● **What to do**:
Wherever a line holds the string "بدليل", copy that line.

● **Recorded information**:
## BEGIN

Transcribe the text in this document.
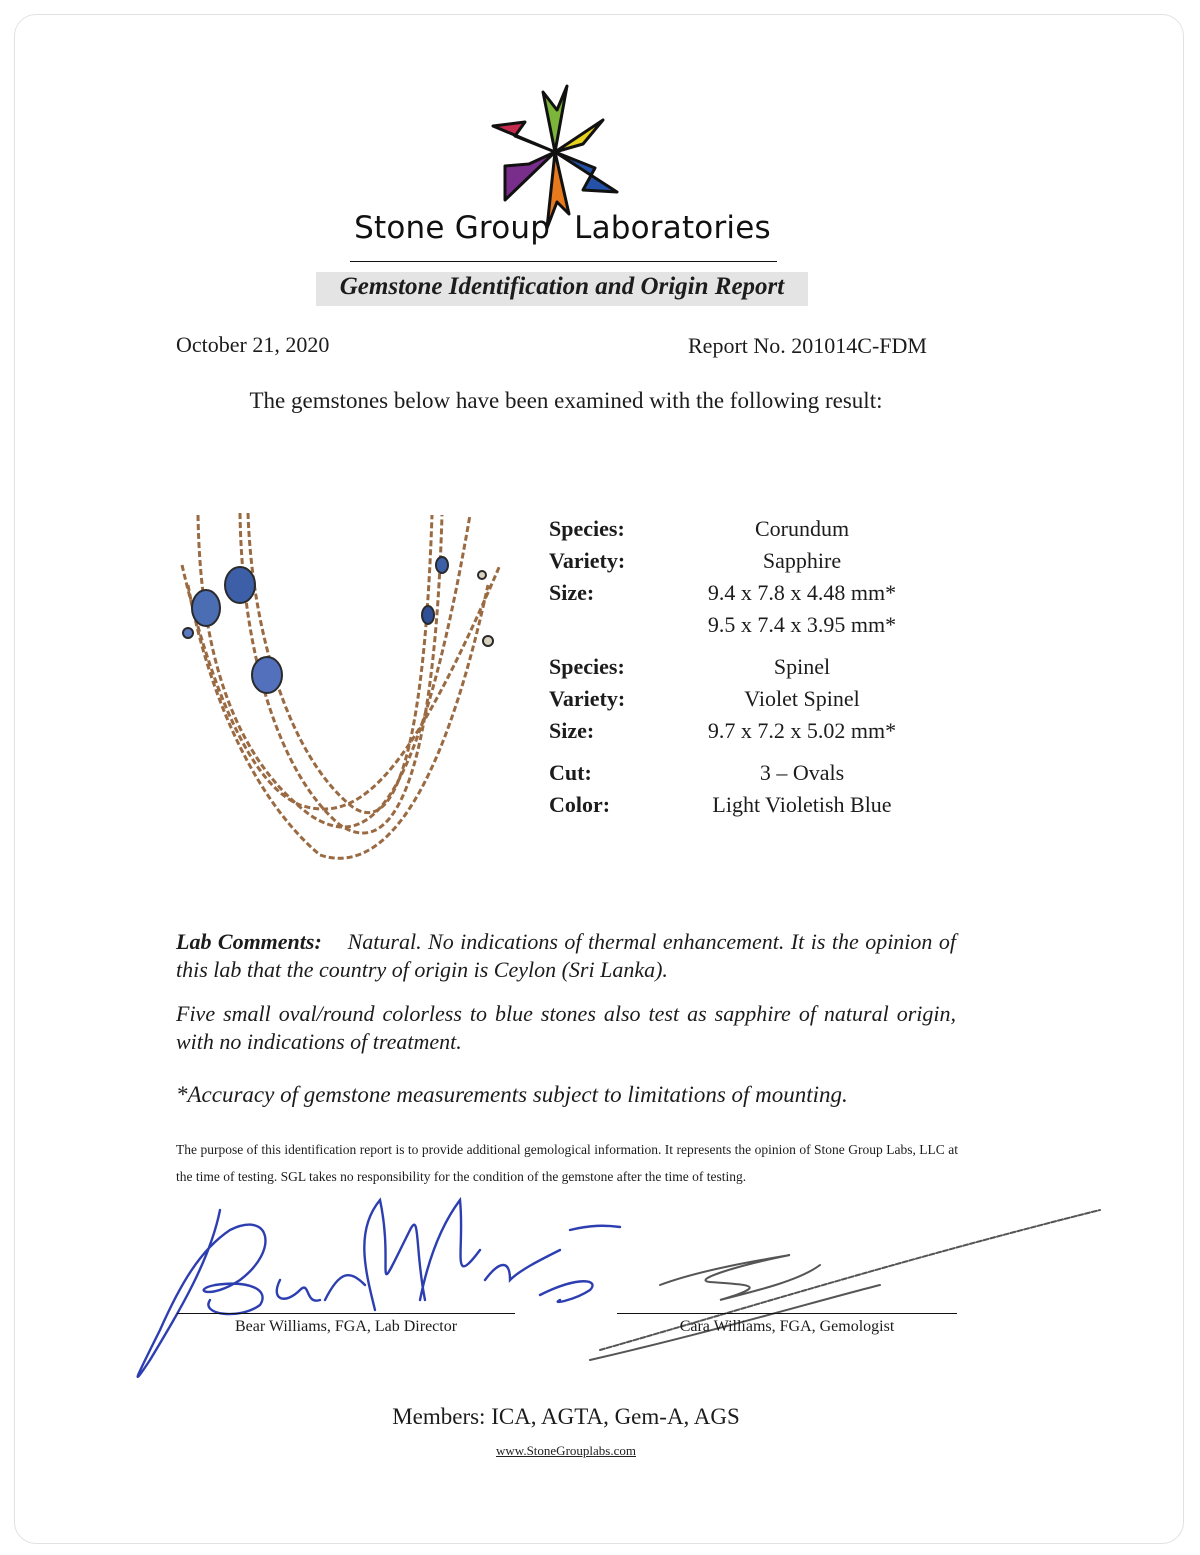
Stone Group Laboratories
Gemstone Identification and Origin Report
October 21, 2020	Report No. 201014C-FDM
The gemstones below have been examined with the following result:
Species:	Corundum
Variety:	Sapphire
Size:	9.4 x 7.8 x 4.48 mm*
9.5 x 7.4 x 3.95 mm*
Species:	Spinel
Variety:	Violet Spinel
Size:	9.7 x 7.2 x 5.02 mm*
Cut:	3 – Ovals
Color:	Light Violetish Blue
Lab Comments: Natural. No indications of thermal enhancement. It is the opinion of this lab that the country of origin is Ceylon (Sri Lanka).
Five small oval/round colorless to blue stones also test as sapphire of natural origin, with no indications of treatment.
*Accuracy of gemstone measurements subject to limitations of mounting.
The purpose of this identification report is to provide additional gemological information. It represents the opinion of Stone Group Labs, LLC at the time of testing. SGL takes no responsibility for the condition of the gemstone after the time of testing.
Bear Williams, FGA, Lab Director	Cara Williams, FGA, Gemologist
Members: ICA, AGTA, Gem-A, AGS
www.StoneGrouplabs.com
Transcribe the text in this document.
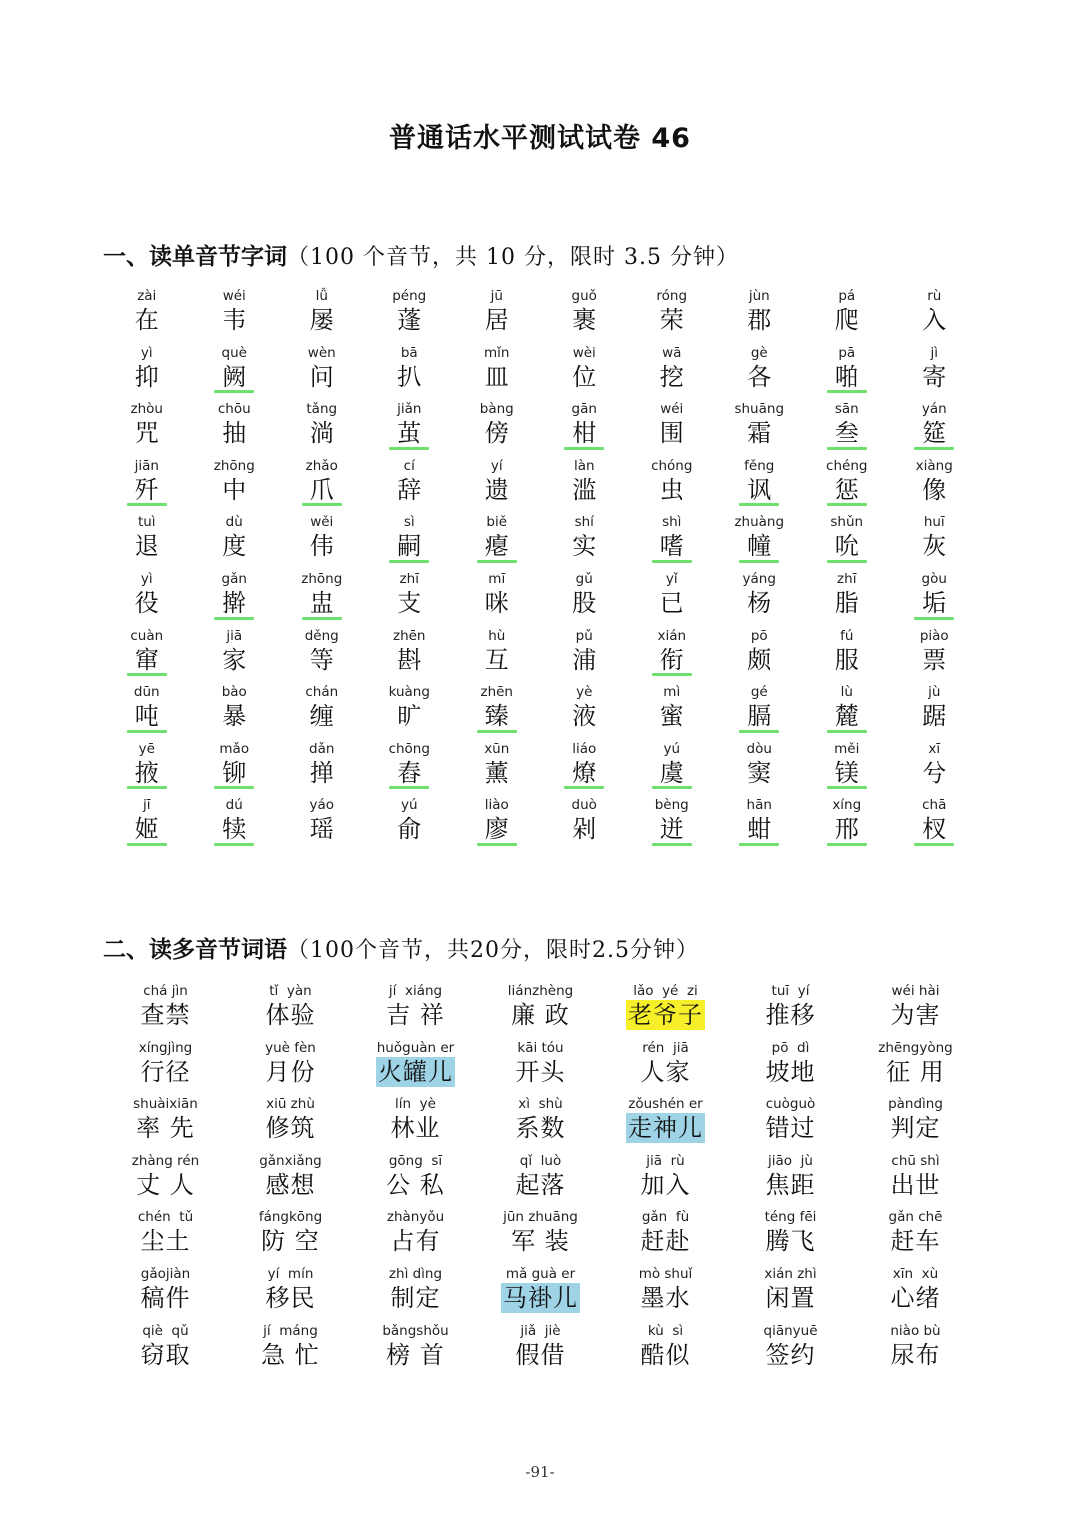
普通话水平测试试卷 46
一、读单音节字词（100 个音节，共 10 分，限时 3.5 分钟）
zài
在
wéi
韦
lǚ
屡
péng
蓬
jū
居
guǒ
裹
róng
荣
jùn
郡
pá
爬
rù
入
yì
抑
què
阙
wèn
问
bā
扒
mǐn
皿
wèi
位
wā
挖
gè
各
pā
啪
jì
寄
zhòu
咒
chōu
抽
tǎng
淌
jiǎn
茧
bàng
傍
gān
柑
wéi
围
shuāng
霜
sān
叁
yán
筵
jiān
歼
zhōng
中
zhǎo
爪
cí
辞
yí
遗
làn
滥
chóng
虫
fěng
讽
chéng
惩
xiàng
像
tuì
退
dù
度
wěi
伟
sì
嗣
biě
瘪
shí
实
shì
嗜
zhuàng
幢
shǔn
吮
huī
灰
yì
役
gǎn
擀
zhōng
盅
zhī
支
mī
咪
gǔ
股
yǐ
已
yáng
杨
zhī
脂
gòu
垢
cuàn
窜
jiā
家
děng
等
zhēn
斟
hù
互
pǔ
浦
xián
衔
pō
颇
fú
服
piào
票
dūn
吨
bào
暴
chán
缠
kuàng
旷
zhēn
臻
yè
液
mì
蜜
gé
膈
lù
麓
jù
踞
yē
掖
mǎo
铆
dǎn
掸
chōng
舂
xūn
薰
liáo
燎
yú
虞
dòu
窦
měi
镁
xī
兮
jī
姬
dú
犊
yáo
瑶
yú
俞
liào
廖
duò
剁
bèng
迸
hān
蚶
xíng
邢
chā
杈
二、读多音节词语（100个音节，共20分，限时2.5分钟）
chá jìn
查禁
tǐ  yàn
体验
jí  xiáng
吉 祥
liánzhèng
廉 政
lǎo  yé  zi
老爷子
tuī  yí
推移
wéi hài
为害
xíngjìng
行径
yuè fèn
月份
huǒguàn er
火罐儿
kāi tóu
开头
rén  jiā
人家
pō  dì
坡地
zhēngyòng
征 用
shuàixiān
率 先
xiū zhù
修筑
lín  yè
林业
xì  shù
系数
zǒushén er
走神儿
cuòguò
错过
pàndìng
判定
zhàng rén
丈 人
gǎnxiǎng
感想
gōng  sī
公 私
qǐ  luò
起落
jiā  rù
加入
jiāo  jù
焦距
chū shì
出世
chén  tǔ
尘土
fángkōng
防 空
zhànyǒu
占有
jūn zhuāng
军 装
gǎn  fù
赶赴
téng fēi
腾飞
gǎn chē
赶车
gǎojiàn
稿件
yí  mín
移民
zhì dìng
制定
mǎ guà er
马褂儿
mò shuǐ
墨水
xián zhì
闲置
xīn  xù
心绪
qiè  qǔ
窃取
jí  máng
急 忙
bǎngshǒu
榜 首
jiǎ  jiè
假借
kù  sì
酷似
qiānyuē
签约
niào bù
尿布
-91-
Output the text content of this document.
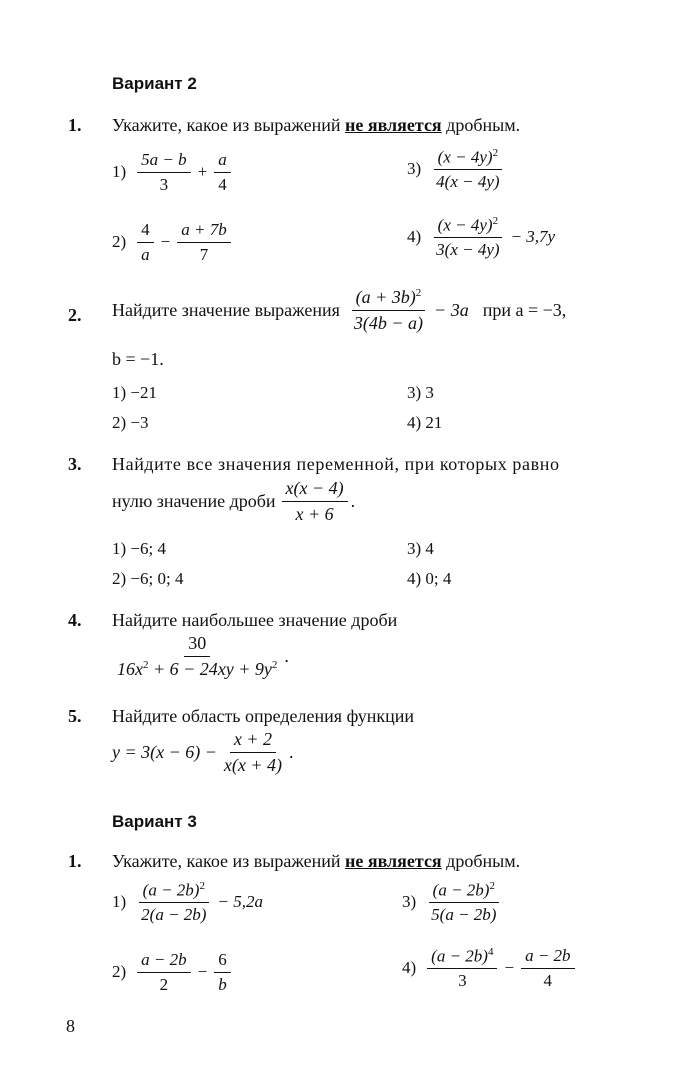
Вариант 2
1. Укажите, какое из выражений не является дробным.
$1) \frac{5a - b}{3} + \frac{a}{4}$	$3) \frac{(x - 4y)^2}{4(x - 4y)}$
$2) \frac{4}{a} - \frac{a + 7b}{7}$	$4) \frac{(x - 4y)^2}{3(x - 4y)} - 3,7y$
2. Найдите значение выражения $\frac{(a + 3b)^2}{3(4b - a)} - 3a$ при a = −3,
b = −1.
1) −21	3) 3
2) −3	4) 21
3. Найдите все значения переменной, при которых равно
нулю значение дроби $\frac{x(x - 4)}{x + 6}$ .
1) −6; 4	3) 4
2) −6; 0; 4	4) 0; 4
4. Найдите наибольшее значение дроби
$\frac{30}{16x^2 + 6 - 24xy + 9y^2}$ .
5. Найдите область определения функции
$y = 3(x - 6) - \frac{x + 2}{x(x + 4)}$ .
Вариант 3
1. Укажите, какое из выражений не является дробным.
$1) \frac{(a - 2b)^2}{2(a - 2b)} - 5,2a$	$3) \frac{(a - 2b)^2}{5(a - 2b)}$
$2) \frac{a - 2b}{2} - \frac{6}{b}$	$4) \frac{(a - 2b)^4}{3} - \frac{a - 2b}{4}$
8
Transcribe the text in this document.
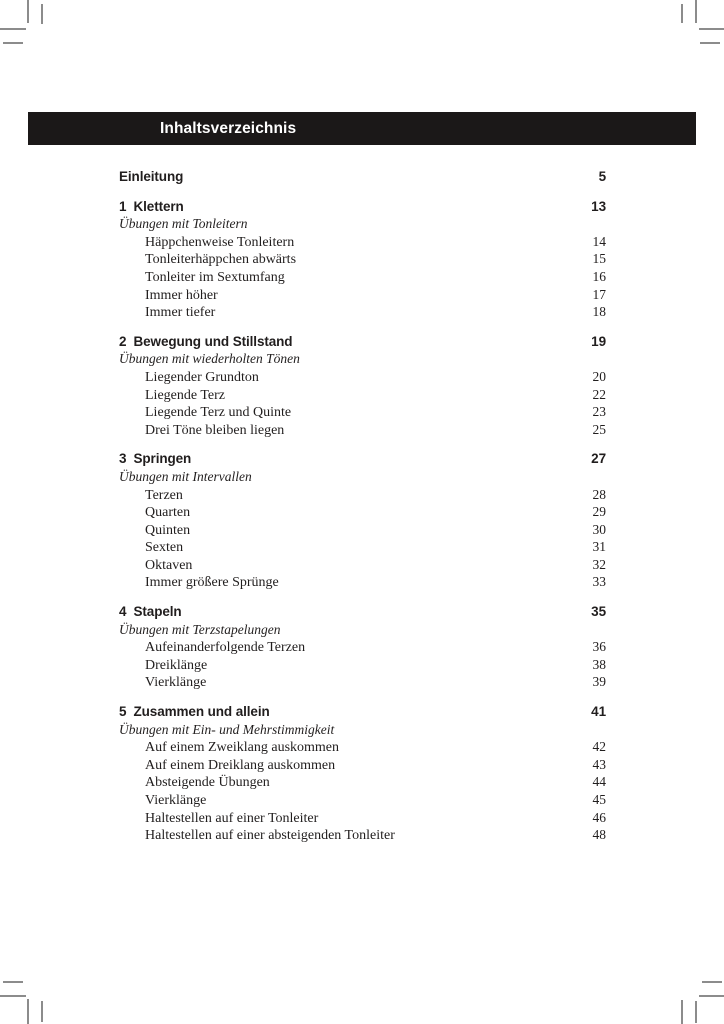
Inhaltsverzeichnis
Einleitung	5
1 Klettern	13
Übungen mit Tonleitern
Häppchenweise Tonleitern	14
Tonleiterhäppchen abwärts	15
Tonleiter im Sextumfang	16
Immer höher	17
Immer tiefer	18
2 Bewegung und Stillstand	19
Übungen mit wiederholten Tönen
Liegender Grundton	20
Liegende Terz	22
Liegende Terz und Quinte	23
Drei Töne bleiben liegen	25
3 Springen	27
Übungen mit Intervallen
Terzen	28
Quarten	29
Quinten	30
Sexten	31
Oktaven	32
Immer größere Sprünge	33
4 Stapeln	35
Übungen mit Terzstapelungen
Aufeinanderfolgende Terzen	36
Dreiklänge	38
Vierklänge	39
5 Zusammen und allein	41
Übungen mit Ein- und Mehrstimmigkeit
Auf einem Zweiklang auskommen	42
Auf einem Dreiklang auskommen	43
Absteigende Übungen	44
Vierklänge	45
Haltestellen auf einer Tonleiter	46
Haltestellen auf einer absteigenden Tonleiter	48
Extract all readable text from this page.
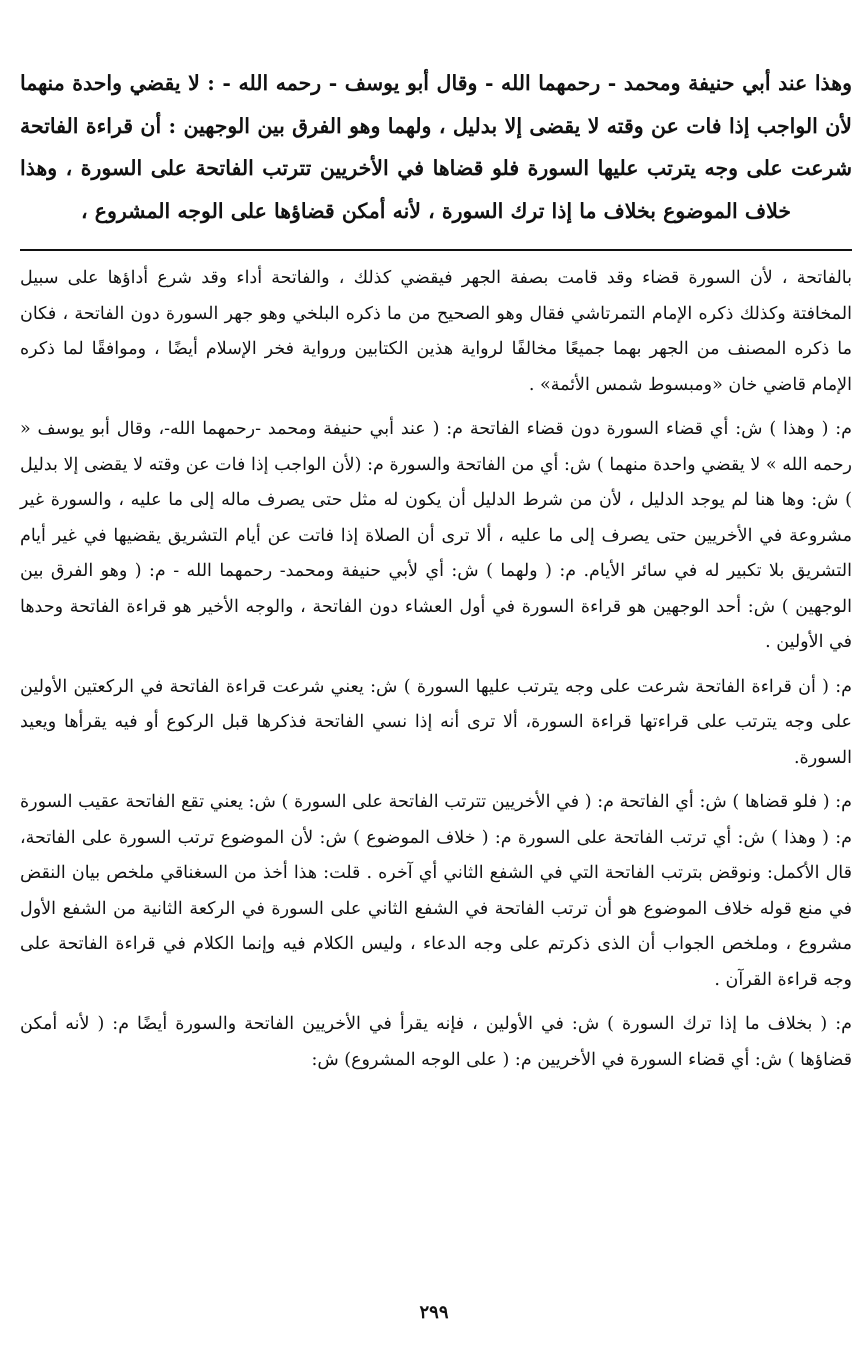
وهذا عند أبي حنيفة ومحمد - رحمهما الله - وقال أبو يوسف - رحمه الله - : لا يقضي واحدة منهما لأن الواجب إذا فات عن وقته لا يقضى إلا بدليل ، ولهما وهو الفرق بين الوجهين : أن قراءة الفاتحة شرعت على وجه يترتب عليها السورة فلو قضاها في الأخريين تترتب الفاتحة على السورة ، وهذا خلاف الموضوع بخلاف ما إذا ترك السورة ، لأنه أمكن قضاؤها على الوجه المشروع ،

بالفاتحة ، لأن السورة قضاء وقد قامت بصفة الجهر فيقضي كذلك ، والفاتحة أداء وقد شرع أداؤها على سبيل المخافتة وكذلك ذكره الإمام التمرتاشي فقال وهو الصحيح من ما ذكره البلخي وهو جهر السورة دون الفاتحة ، فكان ما ذكره المصنف من الجهر بهما جميعًا مخالفًا لرواية هذين الكتابين ورواية فخر الإسلام أيضًا ، وموافقًا لما ذكره الإمام قاضي خان «ومبسوط شمس الأئمة» .

م: ( وهذا ) ش: أي قضاء السورة دون قضاء الفاتحة م: ( عند أبي حنيفة ومحمد -رحمهما الله-، وقال أبو يوسف « رحمه الله » لا يقضي واحدة منهما ) ش: أي من الفاتحة والسورة م: (لأن الواجب إذا فات عن وقته لا يقضى إلا بدليل ) ش: وها هنا لم يوجد الدليل ، لأن من شرط الدليل أن يكون له مثل حتى يصرف ماله إلى ما عليه ، والسورة غير مشروعة في الأخريين حتى يصرف إلى ما عليه ، ألا ترى أن الصلاة إذا فاتت عن أيام التشريق يقضيها في غير أيام التشريق بلا تكبير له في سائر الأيام. م: ( ولهما ) ش: أي لأبي حنيفة ومحمد- رحمهما الله - م: ( وهو الفرق بين الوجهين ) ش: أحد الوجهين هو قراءة السورة في أول العشاء دون الفاتحة ، والوجه الأخير هو قراءة الفاتحة وحدها في الأولين .

م: ( أن قراءة الفاتحة شرعت على وجه يترتب عليها السورة ) ش: يعني شرعت قراءة الفاتحة في الركعتين الأولين على وجه يترتب على قراءتها قراءة السورة، ألا ترى أنه إذا نسي الفاتحة فذكرها قبل الركوع أو فيه يقرأها ويعيد السورة.

م: ( فلو قضاها ) ش: أي الفاتحة م: ( في الأخريين تترتب الفاتحة على السورة ) ش: يعني تقع الفاتحة عقيب السورة م: ( وهذا ) ش: أي ترتب الفاتحة على السورة م: ( خلاف الموضوع ) ش: لأن الموضوع ترتب السورة على الفاتحة، قال الأكمل: ونوقض بترتب الفاتحة التي في الشفع الثاني أي آخره . قلت: هذا أخذ من السغناقي ملخص بيان النقض في منع قوله خلاف الموضوع هو أن ترتب الفاتحة في الشفع الثاني على السورة في الركعة الثانية من الشفع الأول مشروع ، وملخص الجواب أن الذى ذكرتم على وجه الدعاء ، وليس الكلام فيه وإنما الكلام في قراءة الفاتحة على وجه قراءة القرآن .

م: ( بخلاف ما إذا ترك السورة ) ش: في الأولين ، فإنه يقرأ في الأخريين الفاتحة والسورة أيضًا م: ( لأنه أمكن قضاؤها ) ش: أي قضاء السورة في الأخريين م: ( على الوجه المشروع) ش:

٢٩٩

## END

● **Finished task**:
وهذا عند أبي حنيفة ومحمد - رحمهما الله - وقال أبو يوسف - رحمه الله - : لا يقضي واحدة منهما لأن الواجب إذا فات عن وقته لا يقضى إلا بدليل ، ولهما وهو الفرق بين الوجهين : أن قراءة الفاتحة شرعت على وجه يترتب عليها السورة فلو قضاها في الأخريين تترتب الفاتحة على السورة ، وهذا خلاف الموضوع بخلاف ما إذا ترك السورة ، لأنه أمكن قضاؤها على الوجه المشروع ،
م: ( وهذا ) ش: أي قضاء السورة دون قضاء الفاتحة م: ( عند أبي حنيفة ومحمد -رحمهما الله-، وقال أبو يوسف « رحمه الله » لا يقضي واحدة منهما ) ش: أي من الفاتحة والسورة م: (لأن الواجب إذا فات عن وقته لا يقضى إلا بدليل ) ش: وها هنا لم يوجد الدليل ، لأن من شرط الدليل أن يكون له مثل حتى يصرف ماله إلى ما عليه ، والسورة غير مشروعة في الأخريين حتى يصرف إلى ما عليه ، ألا ترى أن الصلاة إذا فاتت عن أيام التشريق يقضيها في غير أيام التشريق بلا تكبير له في سائر الأيام. م: ( ولهما ) ش: أي لأبي حنيفة ومحمد- رحمهما الله - م: ( وهو الفرق بين الوجهين ) ش: أحد الوجهين هو قراءة السورة في أول العشاء دون الفاتحة ، والوجه الأخير هو قراءة الفاتحة وحدها في الأولين .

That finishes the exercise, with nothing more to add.